→ **Exercise brief**
Copy the part of the records that opens with the line containing "page-dot — [253, 176, 260, 183]" and closes with the line containing "exchange-price: ¥ — [342, 723, 354, 744]", switching "earn-item-label" to "earn-item-title" and keeping everything else unchanged.

→ **Given entries**

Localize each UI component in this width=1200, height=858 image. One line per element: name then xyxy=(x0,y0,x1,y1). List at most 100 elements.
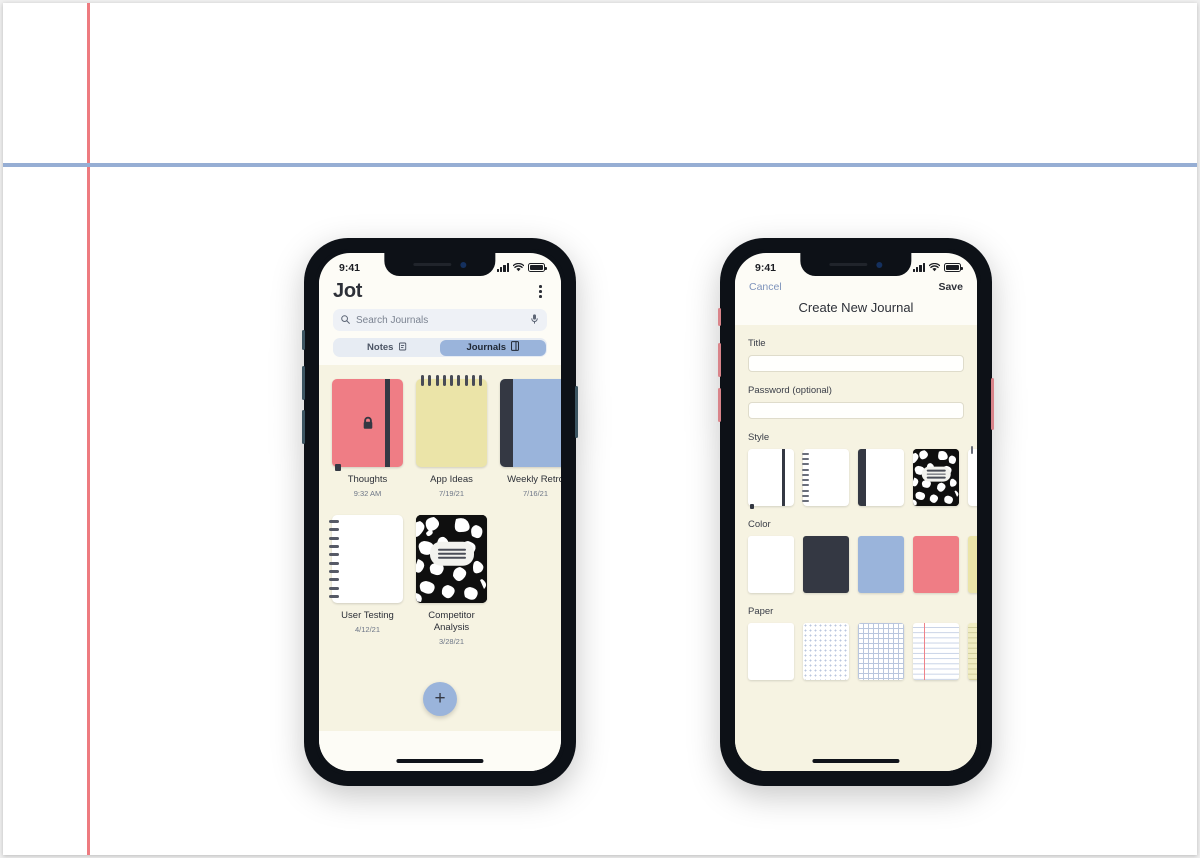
journal-cover xyxy=(416,514,487,603)
earpiece-speaker xyxy=(829,263,868,266)
journal-cover xyxy=(500,379,561,467)
segmented-control[interactable]: Notes Journals xyxy=(333,338,547,357)
journal-date: 7/19/21 xyxy=(438,488,465,498)
search-icon xyxy=(341,311,350,329)
journal-date: 9:32 AM xyxy=(353,488,382,498)
style-label: Style xyxy=(748,432,770,443)
segment-label: Journals xyxy=(466,342,507,353)
journal-date: 7/16/21 xyxy=(522,488,549,498)
phone-mockup-journals: 9:41 Jot Search Journals Notes Journals … xyxy=(302,238,578,786)
modal-title: Create New Journal xyxy=(735,293,977,325)
notebook-canvas: 9:41 Jot Search Journals Notes Journals … xyxy=(3,3,1197,855)
volume-down-button[interactable] xyxy=(302,410,305,444)
front-camera xyxy=(876,261,883,268)
journal-row: User Testing 4/12/21 Competitor Analysis… xyxy=(329,514,548,646)
tab-journals[interactable]: Journals xyxy=(440,339,546,356)
header-guide-line xyxy=(3,163,1197,167)
modal-navbar: Cancel Save xyxy=(735,278,977,293)
journal-card-competitor-analysis[interactable]: Competitor Analysis 3/28/21 xyxy=(416,514,487,646)
paper-option-ruled[interactable] xyxy=(913,623,959,680)
phone-mockup-create-journal: 9:41 Cancel Save Create New Journal Titl… xyxy=(718,238,994,786)
status-time: 9:41 xyxy=(755,261,777,274)
segment-label: Notes xyxy=(367,342,394,353)
power-button[interactable] xyxy=(991,378,994,430)
color-option-coral[interactable] xyxy=(913,536,959,593)
paper-option-blank[interactable] xyxy=(748,623,794,680)
spiral-binding-icon xyxy=(329,519,339,598)
color-option-charcoal[interactable] xyxy=(803,536,849,593)
volume-up-button[interactable] xyxy=(718,343,721,377)
journal-name: App Ideas xyxy=(430,474,473,485)
style-option-side-spiral[interactable] xyxy=(802,449,849,506)
bottom-safe-area xyxy=(319,731,561,771)
paper-option-legal[interactable] xyxy=(968,623,977,680)
color-option-blue[interactable] xyxy=(858,536,904,593)
battery-icon xyxy=(944,263,963,272)
journal-cover xyxy=(416,375,487,467)
bottom-safe-area xyxy=(735,737,977,771)
journal-card-thoughts[interactable]: Thoughts 9:32 AM xyxy=(332,379,403,498)
status-time: 9:41 xyxy=(339,261,361,274)
search-placeholder: Search Journals xyxy=(356,314,429,326)
journal-card-weekly-retro[interactable]: Weekly Retro 7/16/21 xyxy=(500,379,561,498)
journal-name: Weekly Retro xyxy=(507,474,561,485)
phone-notch xyxy=(800,253,912,276)
color-label: Color xyxy=(748,519,771,530)
silent-switch[interactable] xyxy=(302,330,305,350)
journal-card-user-testing[interactable]: User Testing 4/12/21 xyxy=(329,514,403,646)
margin-guide-line xyxy=(87,3,90,855)
composition-label xyxy=(429,541,474,566)
style-option-marble-composition[interactable] xyxy=(913,449,959,506)
journal-name: Thoughts xyxy=(347,474,388,485)
paper-label: Paper xyxy=(748,606,774,617)
phone-notch xyxy=(384,253,496,276)
plus-icon: + xyxy=(434,688,446,710)
style-option-top-spiral[interactable] xyxy=(968,446,977,506)
paper-option-dotted[interactable] xyxy=(803,623,849,680)
elastic-strap xyxy=(385,379,390,467)
search-input[interactable]: Search Journals xyxy=(333,309,547,331)
volume-up-button[interactable] xyxy=(302,366,305,400)
journal-name: Competitor Analysis xyxy=(428,609,475,633)
journal-card-app-ideas[interactable]: App Ideas 7/19/21 xyxy=(416,375,487,498)
style-option-spine-left[interactable] xyxy=(858,449,904,506)
home-indicator[interactable] xyxy=(812,759,900,763)
style-option-hardcover-strap[interactable] xyxy=(748,449,794,509)
bookmark-tab xyxy=(335,464,341,471)
book-spine xyxy=(500,379,513,467)
power-button[interactable] xyxy=(575,386,578,438)
wifi-icon xyxy=(513,263,524,272)
silent-switch[interactable] xyxy=(718,308,721,326)
front-camera xyxy=(460,261,467,268)
cellular-bars-icon xyxy=(912,263,925,272)
journal-name: User Testing xyxy=(341,609,394,621)
cancel-button[interactable]: Cancel xyxy=(749,281,782,293)
page-title: Jot xyxy=(333,280,363,302)
wifi-icon xyxy=(929,263,940,272)
color-option-white[interactable] xyxy=(748,536,794,593)
journals-header: Jot Search Journals Notes Journals xyxy=(319,278,561,365)
home-indicator[interactable] xyxy=(396,759,484,763)
journals-grid: Thoughts 9:32 AM App Ideas 7/19/21 Weekl… xyxy=(319,365,561,731)
password-label: Password (optional) xyxy=(748,385,832,396)
password-input[interactable] xyxy=(748,402,964,419)
tab-notes[interactable]: Notes xyxy=(335,340,441,356)
color-option-cream[interactable] xyxy=(968,536,977,593)
journal-date: 4/12/21 xyxy=(354,624,381,634)
paper-option-graph[interactable] xyxy=(858,623,904,680)
battery-icon xyxy=(528,263,547,272)
cellular-bars-icon xyxy=(496,263,509,272)
paper-swatch-row xyxy=(748,623,977,680)
color-swatch-row xyxy=(748,536,977,593)
volume-down-button[interactable] xyxy=(718,388,721,422)
journal-row: Thoughts 9:32 AM App Ideas 7/19/21 Weekl… xyxy=(332,375,561,498)
title-label: Title xyxy=(748,338,766,349)
microphone-icon[interactable] xyxy=(531,311,539,329)
save-button[interactable]: Save xyxy=(938,281,963,293)
kebab-menu-icon[interactable] xyxy=(534,281,547,302)
title-input[interactable] xyxy=(748,355,964,372)
add-journal-button[interactable]: + xyxy=(423,681,457,716)
earpiece-speaker xyxy=(413,263,452,266)
create-journal-form: Title Password (optional) Style Color Pa… xyxy=(735,325,977,737)
notes-icon xyxy=(398,342,407,354)
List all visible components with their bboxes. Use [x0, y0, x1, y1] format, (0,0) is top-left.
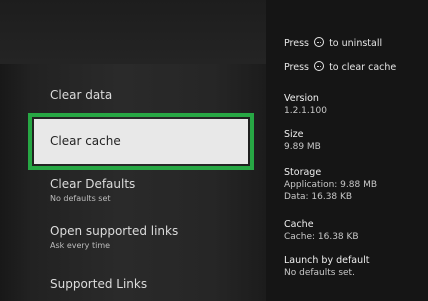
- cache-label: Cache: [284, 219, 314, 230]
- cache-value: Cache: 16.38 KB: [284, 232, 359, 242]
- storage-label: Storage: [284, 167, 322, 178]
- version-value: 1.2.1.100: [284, 106, 327, 116]
- menu-item-clear-data[interactable]: Clear data: [50, 88, 112, 103]
- version-info: Version 1.2.1.100: [284, 93, 327, 117]
- menu-item-supported-links[interactable]: Supported Links: [50, 277, 147, 292]
- launch-default-value: No defaults set.: [284, 268, 355, 278]
- menu-item-open-supported-links[interactable]: Open supported links Ask every time: [50, 224, 178, 251]
- menu-item-clear-defaults[interactable]: Clear Defaults No defaults set: [50, 177, 135, 204]
- size-label: Size: [284, 129, 304, 140]
- storage-data: Data: 16.38 KB: [284, 192, 353, 202]
- size-info: Size 9.89 MB: [284, 129, 321, 153]
- menu-item-title: Clear Defaults: [50, 177, 136, 191]
- menu-button-icon: [314, 37, 325, 47]
- hint-pre: Press: [284, 62, 310, 73]
- menu-item-title: Supported Links: [50, 277, 148, 291]
- uninstall-hint: Press to uninstall: [284, 37, 382, 49]
- menu-item-subtitle: No defaults set: [50, 194, 111, 203]
- cache-info: Cache Cache: 16.38 KB: [284, 219, 359, 243]
- storage-info: Storage Application: 9.88 MB Data: 16.38…: [284, 167, 377, 203]
- menu-item-subtitle: Ask every time: [50, 241, 111, 250]
- storage-application: Application: 9.88 MB: [284, 180, 378, 190]
- size-value: 9.89 MB: [284, 142, 321, 152]
- menu-button-icon: [314, 61, 325, 71]
- header-band: [0, 0, 266, 64]
- hint-pre: Press: [284, 38, 310, 49]
- menu-item-title: Open supported links: [50, 224, 179, 238]
- version-label: Version: [284, 93, 319, 104]
- clear-cache-hint: Press to clear cache: [284, 61, 396, 73]
- menu-item-title: Clear cache: [50, 134, 121, 148]
- launch-default-label: Launch by default: [284, 255, 370, 266]
- hint-post: to uninstall: [329, 38, 383, 49]
- menu-item-title: Clear data: [50, 88, 113, 102]
- launch-default-info: Launch by default No defaults set.: [284, 255, 370, 279]
- hint-post: to clear cache: [329, 62, 397, 73]
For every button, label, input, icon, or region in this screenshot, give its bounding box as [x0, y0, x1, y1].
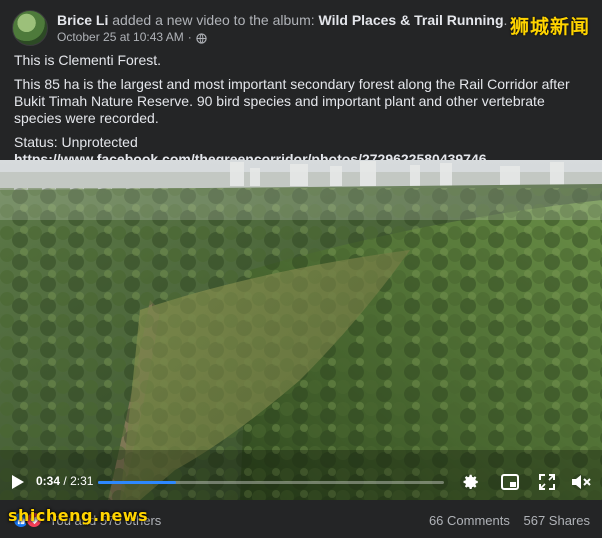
video-time: 0:34 / 2:31 [36, 474, 93, 488]
picture-in-picture-icon[interactable] [500, 472, 520, 492]
avatar[interactable] [12, 10, 48, 46]
video-progress-bar[interactable] [98, 481, 444, 484]
status-label: Status: Unprotected [14, 134, 138, 150]
video-progress-fill [98, 481, 176, 484]
current-time: 0:34 [36, 474, 61, 488]
action-text: added a new video to the album: [112, 12, 315, 28]
meta-separator: · [187, 30, 192, 44]
comments-count[interactable]: 66 Comments [429, 513, 510, 528]
album-suffix: . [503, 12, 508, 28]
post-header: Brice Li added a new video to the album:… [12, 8, 507, 48]
globe-icon [196, 32, 207, 44]
album-link[interactable]: Wild Places & Trail Running [319, 12, 504, 28]
settings-icon[interactable] [461, 472, 481, 492]
video-frame [0, 160, 602, 500]
time-separator: / [63, 474, 67, 488]
video-duration: 2:31 [70, 474, 94, 488]
play-icon[interactable] [10, 473, 26, 491]
post-paragraph-2: This 85 ha is the largest and most impor… [14, 76, 570, 126]
post-timestamp[interactable]: October 25 at 10:43 AM [57, 29, 184, 45]
mute-icon[interactable] [570, 472, 592, 492]
post-title-line: Brice Li added a new video to the album:… [57, 11, 507, 29]
author-name[interactable]: Brice Li [57, 12, 108, 28]
post-stats: 66 Comments 567 Shares [429, 513, 590, 528]
watermark-logo-bottom: shicheng.news [8, 506, 149, 525]
post-header-text: Brice Li added a new video to the album:… [57, 11, 507, 45]
facebook-post: Brice Li added a new video to the album:… [0, 0, 602, 538]
fullscreen-icon[interactable] [537, 472, 557, 492]
post-meta-line: October 25 at 10:43 AM · [57, 29, 507, 45]
post-paragraph-1: This is Clementi Forest. [14, 52, 162, 68]
watermark-logo-top: 狮城新闻 [509, 16, 590, 38]
video-player[interactable] [0, 160, 602, 500]
shares-count[interactable]: 567 Shares [524, 513, 591, 528]
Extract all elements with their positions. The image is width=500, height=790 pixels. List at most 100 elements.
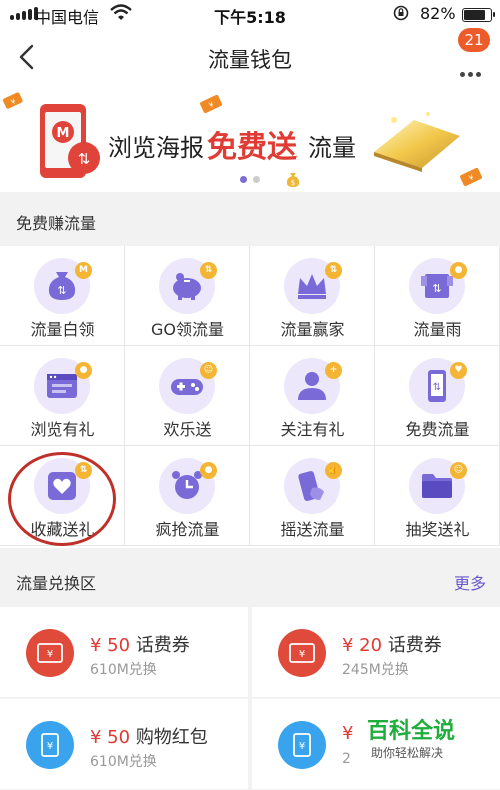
page-dot — [253, 176, 260, 183]
mini-badge-icon: M — [75, 262, 92, 279]
earn-item-label: 欢乐送 — [163, 420, 212, 439]
earn-item-label: GO领流量 — [151, 320, 224, 339]
svg-text:⇅: ⇅ — [78, 150, 91, 168]
svg-text:⇅: ⇅ — [432, 282, 441, 295]
exchange-name: 话费券 — [387, 635, 442, 656]
mini-badge-icon: ● — [75, 362, 92, 379]
exchange-price: ¥ — [342, 723, 354, 744]
svg-text:¥: ¥ — [299, 649, 305, 660]
exchange-cost: 2 — [342, 751, 351, 767]
status-bar: 中国电信 下午5:18 82% — [0, 0, 500, 28]
mini-badge-icon: ♥ — [450, 362, 467, 379]
earn-item-label: 浏览有礼 — [30, 420, 95, 439]
earn-item-label: 摇送流量 — [280, 520, 345, 539]
mini-badge-icon: ● — [450, 262, 467, 279]
earn-section-title: 免费赚流量 — [16, 214, 97, 233]
earn-item[interactable]: ☺ 欢乐送 — [125, 346, 250, 446]
earn-item-label: 抽奖送礼 — [405, 520, 470, 539]
earn-item[interactable]: + 关注有礼 — [250, 346, 375, 446]
battery-percent: 82% — [420, 4, 456, 23]
exchange-price: ¥ 50 — [90, 727, 131, 748]
exchange-more-link[interactable]: 更多 — [454, 570, 486, 594]
earn-item-label: 疯抢流量 — [155, 520, 220, 539]
earn-item[interactable]: 👍 摇送流量 — [250, 446, 375, 546]
exchange-name: 话费券 — [135, 635, 190, 656]
mini-badge-icon: ☺ — [200, 362, 217, 379]
banner-text-highlight: 免费送 — [207, 130, 297, 165]
svg-text:¥: ¥ — [47, 649, 53, 660]
coupon-card-icon: ¥ — [26, 721, 74, 769]
more-menu-button[interactable] — [450, 50, 486, 80]
earn-item[interactable]: ● 疯抢流量 — [125, 446, 250, 546]
exchange-name: 购物红包 — [135, 727, 208, 748]
money-bag-decoration-icon: $ — [286, 173, 300, 187]
earn-item-label: 关注有礼 — [280, 420, 345, 439]
exchange-item[interactable]: ¥ ¥ 20 话费券 245M兑换 — [252, 607, 500, 697]
gift-box-icon: ⇅ ● — [409, 258, 467, 314]
banner-text-left: 浏览海报 — [108, 134, 204, 162]
phone-icon: ⇅ ♥ — [409, 358, 467, 414]
notification-badge: 21 — [458, 28, 490, 52]
exchange-item[interactable]: ¥ ¥ 50 话费券 610M兑换 — [0, 607, 248, 697]
folder-icon: ☺ — [409, 458, 467, 514]
mini-badge-icon: ☺ — [450, 462, 467, 479]
mini-badge-icon: ⇅ — [200, 262, 217, 279]
page-dot — [240, 176, 247, 183]
banner-page-indicator — [240, 176, 260, 183]
earn-item[interactable]: ⇅ M 流量白领 — [0, 246, 125, 346]
coupon-card-icon: ¥ — [278, 721, 326, 769]
svg-text:M: M — [57, 126, 70, 141]
earn-item[interactable]: ● 浏览有礼 — [0, 346, 125, 446]
gamepad-icon: ☺ — [159, 358, 217, 414]
svg-text:¥: ¥ — [47, 741, 53, 752]
shake-phone-icon: 👍 — [284, 458, 342, 514]
money-bag-icon: ⇅ M — [34, 258, 92, 314]
exchange-price-row: ¥ — [342, 723, 353, 744]
earn-item-label: 流量赢家 — [280, 320, 345, 339]
exchange-cost: 610M兑换 — [90, 662, 157, 678]
exchange-price: ¥ 20 — [342, 635, 383, 656]
piggy-bank-icon: ⇅ — [159, 258, 217, 314]
promo-banner[interactable]: ¥ ¥ ¥ M ⇅ 浏览海报 免费送 流量 $ — [0, 88, 500, 192]
mini-badge-icon: ⇅ — [325, 262, 342, 279]
earn-item-label: 流量雨 — [413, 320, 462, 339]
phone-illustration-icon: M ⇅ — [40, 104, 100, 178]
earn-item[interactable]: ⇅ ♥ 免费流量 — [375, 346, 500, 446]
exchange-price-row: ¥ 20 话费券 — [342, 631, 442, 657]
mini-badge-icon: ● — [200, 462, 217, 479]
earn-item-label: 流量白领 — [30, 320, 95, 339]
exchange-price-row: ¥ 50 话费券 — [90, 631, 190, 657]
earn-item[interactable]: ⇅ ● 流量雨 — [375, 246, 500, 346]
exchange-price: ¥ 50 — [90, 635, 131, 656]
earn-item[interactable]: ☺ 抽奖送礼 — [375, 446, 500, 546]
banner-text-right: 流量 — [308, 134, 356, 162]
svg-text:$: $ — [291, 179, 295, 187]
ticket-decoration-icon: ¥ — [2, 92, 23, 109]
crown-icon: ⇅ — [284, 258, 342, 314]
earn-item-label: 免费流量 — [405, 420, 470, 439]
exchange-item[interactable]: ¥ ¥ 50 购物红包 610M兑换 — [0, 699, 248, 789]
exchange-section-title: 流量兑换区 — [16, 574, 97, 593]
ticket-decoration-icon: ¥ — [200, 94, 222, 114]
exchange-section-header: 流量兑换区 更多 — [0, 552, 500, 606]
mini-badge-icon: 👍 — [325, 462, 342, 479]
watermark-subtitle: 助你轻松解决 — [371, 746, 444, 760]
earn-item[interactable]: ⇅ 流量赢家 — [250, 246, 375, 346]
svg-text:⇅: ⇅ — [433, 382, 441, 393]
watermark-title: 百科全说 — [367, 719, 456, 744]
svg-text:¥: ¥ — [299, 741, 305, 752]
svg-text:⇅: ⇅ — [57, 284, 66, 297]
highlight-circle — [8, 452, 116, 546]
alarm-clock-icon: ● — [159, 458, 217, 514]
rotation-lock-icon — [393, 5, 409, 21]
user-icon: + — [284, 358, 342, 414]
nav-bar: 流量钱包 21 — [0, 28, 500, 88]
ticket-icon: ¥ — [26, 629, 74, 677]
exchange-cost: 245M兑换 — [342, 662, 409, 678]
earn-item[interactable]: ⇅ GO领流量 — [125, 246, 250, 346]
battery-icon — [462, 8, 495, 22]
browser-window-icon: ● — [34, 358, 92, 414]
exchange-price-row: ¥ 50 购物红包 — [90, 723, 208, 749]
gold-treasure-icon — [374, 112, 460, 172]
mini-badge-icon: + — [325, 362, 342, 379]
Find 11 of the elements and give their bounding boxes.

→ **Output for this exercise**
page-dot — [253, 176, 260, 183]
mini-badge-icon: M — [75, 262, 92, 279]
earn-item-title: 欢乐送 — [163, 420, 212, 439]
earn-item-title: GO领流量 — [151, 320, 224, 339]
svg-text:⇅: ⇅ — [78, 150, 91, 168]
svg-text:⇅: ⇅ — [432, 282, 441, 295]
exchange-name: 话费券 — [387, 635, 442, 656]
mini-badge-icon: ● — [75, 362, 92, 379]
exchange-price: ¥ — [342, 723, 354, 744]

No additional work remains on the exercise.